[A block of data]
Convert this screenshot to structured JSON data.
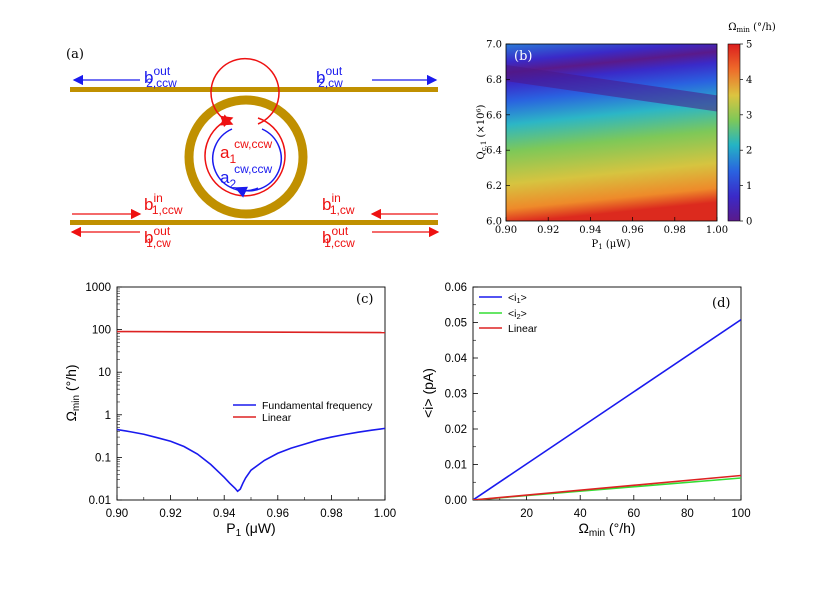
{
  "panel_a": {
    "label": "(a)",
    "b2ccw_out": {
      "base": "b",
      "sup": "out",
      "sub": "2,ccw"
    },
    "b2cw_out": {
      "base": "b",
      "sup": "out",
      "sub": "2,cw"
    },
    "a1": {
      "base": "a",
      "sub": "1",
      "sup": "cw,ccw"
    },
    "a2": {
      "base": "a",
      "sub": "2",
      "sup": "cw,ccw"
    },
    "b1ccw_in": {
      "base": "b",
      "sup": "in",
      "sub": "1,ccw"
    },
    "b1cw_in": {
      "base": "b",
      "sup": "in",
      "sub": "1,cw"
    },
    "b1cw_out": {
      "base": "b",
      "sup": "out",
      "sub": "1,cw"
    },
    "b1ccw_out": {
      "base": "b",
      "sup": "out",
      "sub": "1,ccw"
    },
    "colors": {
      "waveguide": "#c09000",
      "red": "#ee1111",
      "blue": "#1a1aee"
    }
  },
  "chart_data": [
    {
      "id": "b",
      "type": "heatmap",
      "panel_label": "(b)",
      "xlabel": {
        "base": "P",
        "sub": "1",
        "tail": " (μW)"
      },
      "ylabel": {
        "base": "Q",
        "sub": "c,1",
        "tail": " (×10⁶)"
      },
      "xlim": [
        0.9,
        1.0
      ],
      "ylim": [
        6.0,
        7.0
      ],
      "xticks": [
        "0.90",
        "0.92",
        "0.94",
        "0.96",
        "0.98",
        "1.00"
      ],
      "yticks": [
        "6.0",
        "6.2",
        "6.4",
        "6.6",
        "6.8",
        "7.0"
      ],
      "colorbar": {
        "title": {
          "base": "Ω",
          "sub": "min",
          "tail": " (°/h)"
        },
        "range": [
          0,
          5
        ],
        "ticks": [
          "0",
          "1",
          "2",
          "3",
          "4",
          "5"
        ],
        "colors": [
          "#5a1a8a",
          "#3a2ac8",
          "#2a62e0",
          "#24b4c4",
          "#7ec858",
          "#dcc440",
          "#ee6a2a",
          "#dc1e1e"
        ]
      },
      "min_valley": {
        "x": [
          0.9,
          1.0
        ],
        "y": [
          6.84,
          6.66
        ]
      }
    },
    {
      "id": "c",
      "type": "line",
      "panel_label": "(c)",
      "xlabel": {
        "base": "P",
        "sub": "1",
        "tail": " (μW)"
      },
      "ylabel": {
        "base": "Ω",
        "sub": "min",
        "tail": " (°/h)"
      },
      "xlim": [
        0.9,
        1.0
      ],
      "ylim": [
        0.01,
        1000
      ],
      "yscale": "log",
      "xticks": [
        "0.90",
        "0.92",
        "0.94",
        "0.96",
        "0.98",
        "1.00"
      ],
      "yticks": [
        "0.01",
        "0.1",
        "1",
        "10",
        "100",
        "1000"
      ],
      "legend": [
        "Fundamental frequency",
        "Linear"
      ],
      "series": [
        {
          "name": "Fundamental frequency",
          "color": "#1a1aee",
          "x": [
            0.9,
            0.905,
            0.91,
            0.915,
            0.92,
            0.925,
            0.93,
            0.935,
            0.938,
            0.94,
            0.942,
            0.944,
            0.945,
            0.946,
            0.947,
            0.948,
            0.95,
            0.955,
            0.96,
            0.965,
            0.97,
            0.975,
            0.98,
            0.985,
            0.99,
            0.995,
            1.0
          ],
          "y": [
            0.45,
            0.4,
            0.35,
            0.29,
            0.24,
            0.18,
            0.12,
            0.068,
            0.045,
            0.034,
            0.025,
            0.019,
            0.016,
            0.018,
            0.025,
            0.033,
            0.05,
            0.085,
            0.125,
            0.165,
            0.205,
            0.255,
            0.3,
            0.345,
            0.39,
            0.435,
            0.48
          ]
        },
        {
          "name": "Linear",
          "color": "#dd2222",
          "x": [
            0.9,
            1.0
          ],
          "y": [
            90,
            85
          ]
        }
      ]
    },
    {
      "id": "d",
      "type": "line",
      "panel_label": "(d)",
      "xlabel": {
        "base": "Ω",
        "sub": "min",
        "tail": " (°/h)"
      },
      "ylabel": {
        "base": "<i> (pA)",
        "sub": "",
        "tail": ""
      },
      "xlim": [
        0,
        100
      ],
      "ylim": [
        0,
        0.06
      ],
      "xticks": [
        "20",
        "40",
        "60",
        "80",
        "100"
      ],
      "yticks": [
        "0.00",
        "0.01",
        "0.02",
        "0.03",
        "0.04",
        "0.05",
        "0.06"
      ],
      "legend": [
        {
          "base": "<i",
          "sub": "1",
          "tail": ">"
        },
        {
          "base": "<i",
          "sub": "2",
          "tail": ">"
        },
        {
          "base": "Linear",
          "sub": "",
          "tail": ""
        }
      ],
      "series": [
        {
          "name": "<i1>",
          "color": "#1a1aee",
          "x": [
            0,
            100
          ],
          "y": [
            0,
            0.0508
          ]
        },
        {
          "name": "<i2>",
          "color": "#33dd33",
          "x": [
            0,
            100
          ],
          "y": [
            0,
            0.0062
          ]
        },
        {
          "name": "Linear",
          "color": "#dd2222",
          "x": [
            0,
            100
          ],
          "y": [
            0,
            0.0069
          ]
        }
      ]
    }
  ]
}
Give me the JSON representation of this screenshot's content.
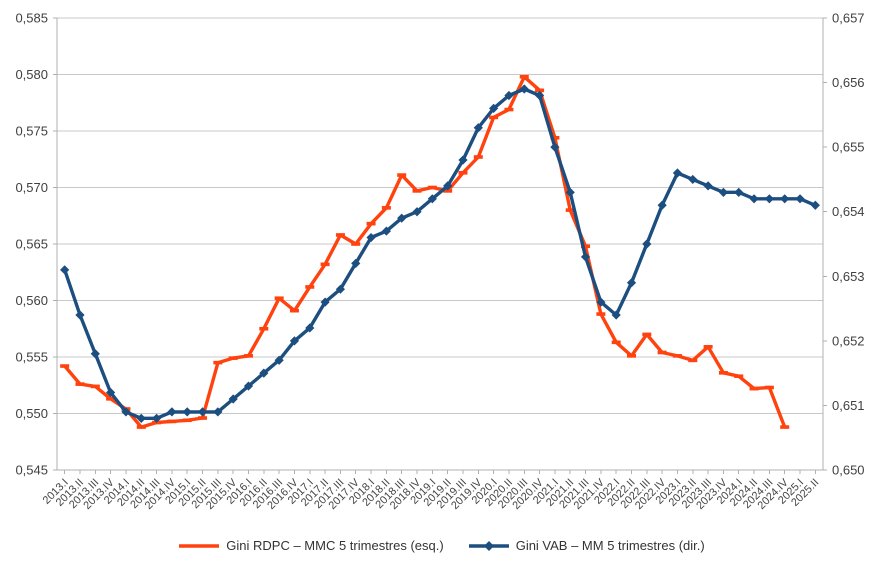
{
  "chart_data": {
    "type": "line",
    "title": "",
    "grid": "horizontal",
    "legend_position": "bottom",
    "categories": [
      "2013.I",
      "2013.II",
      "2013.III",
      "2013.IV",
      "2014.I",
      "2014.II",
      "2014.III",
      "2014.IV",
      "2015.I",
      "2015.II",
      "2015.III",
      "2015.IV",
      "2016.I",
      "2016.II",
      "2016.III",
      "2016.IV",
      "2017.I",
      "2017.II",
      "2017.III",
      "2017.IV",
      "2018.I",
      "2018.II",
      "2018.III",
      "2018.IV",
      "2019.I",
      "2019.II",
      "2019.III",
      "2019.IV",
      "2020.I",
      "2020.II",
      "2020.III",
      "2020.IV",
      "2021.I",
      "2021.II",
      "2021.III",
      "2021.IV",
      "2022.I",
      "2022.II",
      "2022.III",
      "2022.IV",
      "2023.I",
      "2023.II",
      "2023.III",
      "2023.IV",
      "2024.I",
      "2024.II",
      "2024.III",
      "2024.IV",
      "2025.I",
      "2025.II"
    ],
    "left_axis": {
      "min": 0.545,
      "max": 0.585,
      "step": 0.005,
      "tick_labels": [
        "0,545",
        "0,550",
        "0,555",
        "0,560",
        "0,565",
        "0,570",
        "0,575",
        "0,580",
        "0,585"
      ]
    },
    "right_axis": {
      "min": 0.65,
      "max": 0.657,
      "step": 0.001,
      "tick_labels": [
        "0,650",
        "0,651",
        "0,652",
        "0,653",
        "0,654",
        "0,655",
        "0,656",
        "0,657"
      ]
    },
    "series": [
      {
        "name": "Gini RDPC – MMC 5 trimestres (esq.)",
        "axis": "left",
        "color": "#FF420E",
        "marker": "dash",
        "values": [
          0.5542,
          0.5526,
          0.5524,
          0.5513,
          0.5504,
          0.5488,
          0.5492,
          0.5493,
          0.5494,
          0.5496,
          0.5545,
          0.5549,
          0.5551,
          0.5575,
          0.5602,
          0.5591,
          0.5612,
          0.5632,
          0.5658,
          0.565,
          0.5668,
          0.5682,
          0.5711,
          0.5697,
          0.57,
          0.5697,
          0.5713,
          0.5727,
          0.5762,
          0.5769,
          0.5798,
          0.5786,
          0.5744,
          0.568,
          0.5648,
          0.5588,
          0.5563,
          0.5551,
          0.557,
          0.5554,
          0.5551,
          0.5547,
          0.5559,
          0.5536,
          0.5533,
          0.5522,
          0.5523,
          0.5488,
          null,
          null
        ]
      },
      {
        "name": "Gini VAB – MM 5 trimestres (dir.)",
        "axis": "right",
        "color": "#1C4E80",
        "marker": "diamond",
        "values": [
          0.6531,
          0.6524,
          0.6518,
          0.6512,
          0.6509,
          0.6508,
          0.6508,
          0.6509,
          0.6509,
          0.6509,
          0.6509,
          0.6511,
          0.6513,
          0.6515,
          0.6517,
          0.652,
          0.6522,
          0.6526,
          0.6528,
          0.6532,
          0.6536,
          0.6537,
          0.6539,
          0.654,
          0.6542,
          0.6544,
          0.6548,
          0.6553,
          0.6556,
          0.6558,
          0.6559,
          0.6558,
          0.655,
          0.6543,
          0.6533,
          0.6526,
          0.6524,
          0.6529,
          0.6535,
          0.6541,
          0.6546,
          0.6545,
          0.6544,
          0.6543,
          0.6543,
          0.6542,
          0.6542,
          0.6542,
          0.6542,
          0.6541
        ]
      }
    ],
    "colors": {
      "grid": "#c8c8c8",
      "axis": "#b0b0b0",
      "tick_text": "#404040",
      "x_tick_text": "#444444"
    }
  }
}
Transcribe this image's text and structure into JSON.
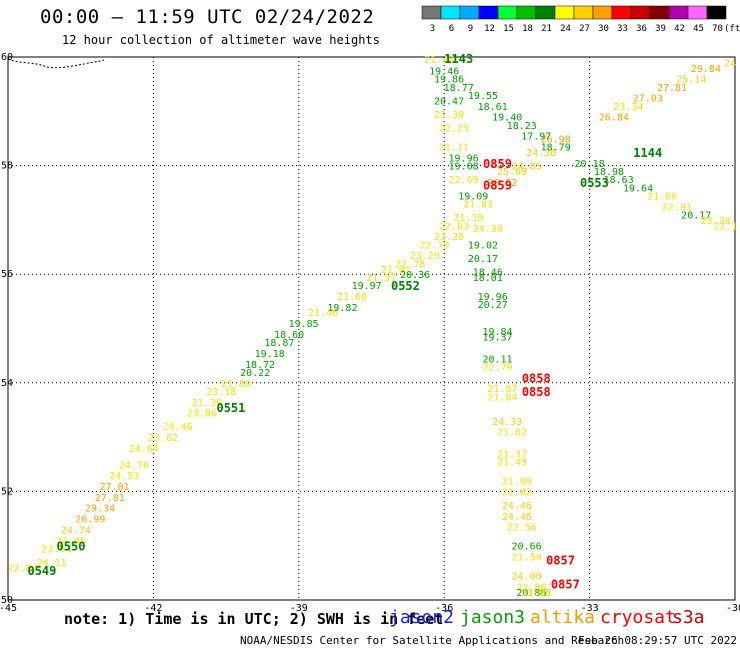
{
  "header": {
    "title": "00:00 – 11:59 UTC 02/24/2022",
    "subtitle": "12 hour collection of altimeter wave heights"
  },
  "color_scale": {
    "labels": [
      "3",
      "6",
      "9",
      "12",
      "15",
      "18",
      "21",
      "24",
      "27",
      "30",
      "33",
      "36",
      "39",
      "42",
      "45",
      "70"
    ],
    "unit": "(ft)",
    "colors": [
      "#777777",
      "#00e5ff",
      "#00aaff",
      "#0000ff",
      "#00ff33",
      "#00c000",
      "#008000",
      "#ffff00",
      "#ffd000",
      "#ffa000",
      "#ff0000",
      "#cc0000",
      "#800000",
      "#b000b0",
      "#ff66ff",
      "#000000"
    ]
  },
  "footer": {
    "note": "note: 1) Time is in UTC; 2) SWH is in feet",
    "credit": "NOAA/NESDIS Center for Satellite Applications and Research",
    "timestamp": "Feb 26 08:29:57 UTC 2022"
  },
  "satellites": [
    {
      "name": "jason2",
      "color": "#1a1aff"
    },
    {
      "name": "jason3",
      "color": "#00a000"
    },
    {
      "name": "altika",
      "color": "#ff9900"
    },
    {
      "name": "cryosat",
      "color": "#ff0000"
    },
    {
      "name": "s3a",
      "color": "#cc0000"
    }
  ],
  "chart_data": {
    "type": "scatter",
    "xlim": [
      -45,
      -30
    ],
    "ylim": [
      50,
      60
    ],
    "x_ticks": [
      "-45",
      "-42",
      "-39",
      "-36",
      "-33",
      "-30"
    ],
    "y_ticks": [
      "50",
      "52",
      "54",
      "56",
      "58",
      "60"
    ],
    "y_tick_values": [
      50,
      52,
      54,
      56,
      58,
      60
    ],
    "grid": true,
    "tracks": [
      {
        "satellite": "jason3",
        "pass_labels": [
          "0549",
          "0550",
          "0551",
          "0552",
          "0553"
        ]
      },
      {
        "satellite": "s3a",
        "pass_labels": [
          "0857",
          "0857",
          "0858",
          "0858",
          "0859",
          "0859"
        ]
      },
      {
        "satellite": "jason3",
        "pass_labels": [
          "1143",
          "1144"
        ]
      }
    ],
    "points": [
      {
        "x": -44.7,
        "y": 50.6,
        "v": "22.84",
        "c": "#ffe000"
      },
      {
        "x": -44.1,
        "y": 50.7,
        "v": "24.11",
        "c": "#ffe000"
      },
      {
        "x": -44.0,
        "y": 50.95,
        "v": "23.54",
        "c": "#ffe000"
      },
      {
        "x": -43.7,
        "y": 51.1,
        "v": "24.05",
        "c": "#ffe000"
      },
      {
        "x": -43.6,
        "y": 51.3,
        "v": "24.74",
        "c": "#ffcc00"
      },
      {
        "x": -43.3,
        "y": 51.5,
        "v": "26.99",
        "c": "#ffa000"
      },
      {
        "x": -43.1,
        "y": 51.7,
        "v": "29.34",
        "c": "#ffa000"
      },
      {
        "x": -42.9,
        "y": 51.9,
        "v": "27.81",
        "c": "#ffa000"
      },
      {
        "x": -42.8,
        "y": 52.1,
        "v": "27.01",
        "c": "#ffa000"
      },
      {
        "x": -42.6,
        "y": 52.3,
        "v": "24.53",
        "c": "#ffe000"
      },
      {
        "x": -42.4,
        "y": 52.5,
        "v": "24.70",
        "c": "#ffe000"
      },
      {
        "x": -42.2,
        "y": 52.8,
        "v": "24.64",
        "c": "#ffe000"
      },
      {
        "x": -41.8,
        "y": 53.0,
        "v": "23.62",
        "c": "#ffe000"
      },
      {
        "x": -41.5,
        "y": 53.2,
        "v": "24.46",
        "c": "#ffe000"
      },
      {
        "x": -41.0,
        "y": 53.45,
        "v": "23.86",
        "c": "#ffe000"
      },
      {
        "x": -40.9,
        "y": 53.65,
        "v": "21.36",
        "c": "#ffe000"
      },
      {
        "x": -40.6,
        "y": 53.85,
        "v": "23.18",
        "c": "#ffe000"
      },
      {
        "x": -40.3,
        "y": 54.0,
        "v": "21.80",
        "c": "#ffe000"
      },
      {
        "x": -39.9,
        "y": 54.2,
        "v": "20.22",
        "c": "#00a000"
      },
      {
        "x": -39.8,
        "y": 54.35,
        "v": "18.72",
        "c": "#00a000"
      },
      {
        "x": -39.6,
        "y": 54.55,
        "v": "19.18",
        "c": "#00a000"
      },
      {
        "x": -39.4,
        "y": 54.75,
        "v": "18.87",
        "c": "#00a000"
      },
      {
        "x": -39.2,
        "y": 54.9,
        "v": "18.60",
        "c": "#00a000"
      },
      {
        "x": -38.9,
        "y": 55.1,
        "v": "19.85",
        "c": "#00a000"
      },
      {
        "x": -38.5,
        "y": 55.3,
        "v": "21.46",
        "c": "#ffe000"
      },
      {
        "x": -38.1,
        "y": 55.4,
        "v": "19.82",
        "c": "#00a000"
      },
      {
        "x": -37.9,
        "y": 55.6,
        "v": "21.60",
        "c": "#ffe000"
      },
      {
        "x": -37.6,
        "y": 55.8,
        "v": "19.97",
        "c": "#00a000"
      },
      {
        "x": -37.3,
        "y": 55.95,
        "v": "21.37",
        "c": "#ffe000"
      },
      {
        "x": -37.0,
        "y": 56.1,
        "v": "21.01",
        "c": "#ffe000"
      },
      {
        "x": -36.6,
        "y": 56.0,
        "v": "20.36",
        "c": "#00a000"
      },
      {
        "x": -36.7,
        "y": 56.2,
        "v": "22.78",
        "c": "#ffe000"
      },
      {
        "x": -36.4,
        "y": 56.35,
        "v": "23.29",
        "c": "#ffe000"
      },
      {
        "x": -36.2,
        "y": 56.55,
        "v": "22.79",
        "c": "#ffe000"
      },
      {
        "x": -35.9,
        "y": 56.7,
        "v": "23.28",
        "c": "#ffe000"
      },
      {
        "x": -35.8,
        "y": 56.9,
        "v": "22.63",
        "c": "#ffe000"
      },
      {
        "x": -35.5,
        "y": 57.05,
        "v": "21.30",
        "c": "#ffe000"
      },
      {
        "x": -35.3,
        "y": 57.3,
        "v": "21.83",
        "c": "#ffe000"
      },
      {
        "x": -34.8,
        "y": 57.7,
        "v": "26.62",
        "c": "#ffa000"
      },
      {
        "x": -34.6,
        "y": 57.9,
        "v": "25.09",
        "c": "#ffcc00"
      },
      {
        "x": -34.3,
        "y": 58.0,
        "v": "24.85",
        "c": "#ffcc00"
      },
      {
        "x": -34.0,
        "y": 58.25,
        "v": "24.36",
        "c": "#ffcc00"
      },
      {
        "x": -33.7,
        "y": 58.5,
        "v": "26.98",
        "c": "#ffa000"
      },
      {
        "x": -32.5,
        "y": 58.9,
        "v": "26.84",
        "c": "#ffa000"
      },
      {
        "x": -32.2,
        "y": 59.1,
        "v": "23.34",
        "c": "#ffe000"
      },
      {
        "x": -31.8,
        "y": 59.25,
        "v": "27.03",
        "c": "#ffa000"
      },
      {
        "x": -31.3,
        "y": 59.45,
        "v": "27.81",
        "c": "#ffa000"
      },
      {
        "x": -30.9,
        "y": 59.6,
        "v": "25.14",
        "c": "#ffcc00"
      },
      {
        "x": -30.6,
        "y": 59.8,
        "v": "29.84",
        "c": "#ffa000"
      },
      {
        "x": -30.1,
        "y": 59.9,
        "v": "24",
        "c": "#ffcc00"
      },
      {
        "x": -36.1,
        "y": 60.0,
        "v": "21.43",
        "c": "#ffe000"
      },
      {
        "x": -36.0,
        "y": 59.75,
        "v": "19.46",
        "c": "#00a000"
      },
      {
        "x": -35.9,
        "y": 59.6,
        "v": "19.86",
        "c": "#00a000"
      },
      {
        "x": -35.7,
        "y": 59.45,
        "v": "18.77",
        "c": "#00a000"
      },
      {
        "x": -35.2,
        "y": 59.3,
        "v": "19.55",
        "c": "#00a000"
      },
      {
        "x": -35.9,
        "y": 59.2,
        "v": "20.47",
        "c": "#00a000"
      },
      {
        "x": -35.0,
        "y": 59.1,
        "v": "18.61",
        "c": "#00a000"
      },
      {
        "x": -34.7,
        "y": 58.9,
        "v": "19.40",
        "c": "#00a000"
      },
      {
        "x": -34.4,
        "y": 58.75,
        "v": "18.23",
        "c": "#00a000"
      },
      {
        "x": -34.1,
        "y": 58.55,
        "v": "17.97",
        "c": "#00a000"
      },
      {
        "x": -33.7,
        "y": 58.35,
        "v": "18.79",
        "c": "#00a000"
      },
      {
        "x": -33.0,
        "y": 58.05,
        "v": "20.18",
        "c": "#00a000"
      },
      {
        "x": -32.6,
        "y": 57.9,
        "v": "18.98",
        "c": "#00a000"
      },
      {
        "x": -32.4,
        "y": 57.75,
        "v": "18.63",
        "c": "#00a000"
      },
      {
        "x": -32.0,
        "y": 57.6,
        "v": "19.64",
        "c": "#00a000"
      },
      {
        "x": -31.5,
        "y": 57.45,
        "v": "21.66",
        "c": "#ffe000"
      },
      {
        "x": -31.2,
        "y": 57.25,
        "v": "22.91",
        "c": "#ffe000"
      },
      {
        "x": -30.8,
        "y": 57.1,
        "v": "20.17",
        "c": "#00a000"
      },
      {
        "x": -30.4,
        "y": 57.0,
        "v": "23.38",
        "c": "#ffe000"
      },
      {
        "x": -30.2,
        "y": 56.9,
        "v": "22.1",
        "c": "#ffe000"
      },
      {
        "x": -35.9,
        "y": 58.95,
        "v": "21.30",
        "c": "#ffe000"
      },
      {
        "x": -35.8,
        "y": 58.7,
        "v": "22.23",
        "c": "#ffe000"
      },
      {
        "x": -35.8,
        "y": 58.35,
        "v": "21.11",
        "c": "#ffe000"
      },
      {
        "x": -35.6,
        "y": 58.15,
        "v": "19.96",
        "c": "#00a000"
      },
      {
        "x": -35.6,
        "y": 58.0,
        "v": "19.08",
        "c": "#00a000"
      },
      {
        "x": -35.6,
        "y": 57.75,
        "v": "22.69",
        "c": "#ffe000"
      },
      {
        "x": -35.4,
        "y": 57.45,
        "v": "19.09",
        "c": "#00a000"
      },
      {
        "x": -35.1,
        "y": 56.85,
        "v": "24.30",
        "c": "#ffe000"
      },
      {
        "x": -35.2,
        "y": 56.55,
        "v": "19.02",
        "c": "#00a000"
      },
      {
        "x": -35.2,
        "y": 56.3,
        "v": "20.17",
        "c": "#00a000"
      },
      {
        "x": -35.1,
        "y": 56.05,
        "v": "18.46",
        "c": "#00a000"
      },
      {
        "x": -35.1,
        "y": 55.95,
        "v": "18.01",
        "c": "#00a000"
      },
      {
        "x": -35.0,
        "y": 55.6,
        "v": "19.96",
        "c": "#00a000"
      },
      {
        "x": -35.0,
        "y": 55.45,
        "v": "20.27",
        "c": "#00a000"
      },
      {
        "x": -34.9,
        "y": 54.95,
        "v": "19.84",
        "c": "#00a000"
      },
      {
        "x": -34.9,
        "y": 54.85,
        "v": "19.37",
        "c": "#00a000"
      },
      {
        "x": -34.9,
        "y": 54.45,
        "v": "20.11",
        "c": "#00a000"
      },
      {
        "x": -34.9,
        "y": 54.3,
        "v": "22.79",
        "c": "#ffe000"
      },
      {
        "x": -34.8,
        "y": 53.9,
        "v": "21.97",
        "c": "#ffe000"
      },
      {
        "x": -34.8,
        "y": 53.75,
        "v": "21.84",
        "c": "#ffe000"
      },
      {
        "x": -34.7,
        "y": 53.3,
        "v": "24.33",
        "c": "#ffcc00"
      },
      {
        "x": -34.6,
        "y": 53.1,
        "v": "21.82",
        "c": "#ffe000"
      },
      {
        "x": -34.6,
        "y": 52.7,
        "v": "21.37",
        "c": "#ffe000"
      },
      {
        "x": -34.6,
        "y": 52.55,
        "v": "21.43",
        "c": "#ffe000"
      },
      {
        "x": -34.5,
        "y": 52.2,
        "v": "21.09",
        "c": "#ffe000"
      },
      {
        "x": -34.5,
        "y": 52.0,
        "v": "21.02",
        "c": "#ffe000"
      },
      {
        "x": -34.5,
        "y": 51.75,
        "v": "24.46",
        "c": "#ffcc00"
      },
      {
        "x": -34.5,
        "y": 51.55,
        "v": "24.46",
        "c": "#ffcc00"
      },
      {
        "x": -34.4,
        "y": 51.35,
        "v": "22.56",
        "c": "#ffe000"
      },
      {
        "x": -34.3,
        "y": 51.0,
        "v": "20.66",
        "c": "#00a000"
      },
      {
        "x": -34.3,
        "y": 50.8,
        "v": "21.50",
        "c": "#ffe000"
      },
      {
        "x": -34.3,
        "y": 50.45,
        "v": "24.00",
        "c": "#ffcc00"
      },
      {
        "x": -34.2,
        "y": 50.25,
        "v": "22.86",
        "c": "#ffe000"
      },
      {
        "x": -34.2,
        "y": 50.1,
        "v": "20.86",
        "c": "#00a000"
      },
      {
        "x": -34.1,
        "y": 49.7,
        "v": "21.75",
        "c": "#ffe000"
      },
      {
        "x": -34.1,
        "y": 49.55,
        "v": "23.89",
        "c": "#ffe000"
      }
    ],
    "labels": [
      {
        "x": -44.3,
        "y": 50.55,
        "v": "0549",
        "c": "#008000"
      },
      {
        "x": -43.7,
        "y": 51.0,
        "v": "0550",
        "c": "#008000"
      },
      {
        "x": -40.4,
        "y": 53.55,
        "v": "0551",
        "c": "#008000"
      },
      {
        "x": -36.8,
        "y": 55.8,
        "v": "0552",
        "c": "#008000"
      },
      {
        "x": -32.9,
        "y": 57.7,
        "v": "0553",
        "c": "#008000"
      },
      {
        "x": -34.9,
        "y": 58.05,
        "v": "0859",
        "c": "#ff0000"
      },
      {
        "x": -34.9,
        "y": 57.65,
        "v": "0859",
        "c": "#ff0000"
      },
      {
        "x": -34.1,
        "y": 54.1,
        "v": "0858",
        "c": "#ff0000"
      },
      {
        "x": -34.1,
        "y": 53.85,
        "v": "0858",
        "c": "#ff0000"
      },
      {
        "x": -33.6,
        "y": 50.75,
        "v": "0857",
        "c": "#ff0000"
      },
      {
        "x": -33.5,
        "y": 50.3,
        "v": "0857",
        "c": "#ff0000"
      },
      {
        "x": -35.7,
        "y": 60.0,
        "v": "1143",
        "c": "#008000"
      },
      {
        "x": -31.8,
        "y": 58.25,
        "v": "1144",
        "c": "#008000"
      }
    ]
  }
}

== WRITTEN REQUEST ==
Identify and copy all lines with the word "frequency".

== OUTPUT FOR THIS TASK ==
        "Fundamental frequency",
          "name": "Fundamental frequency",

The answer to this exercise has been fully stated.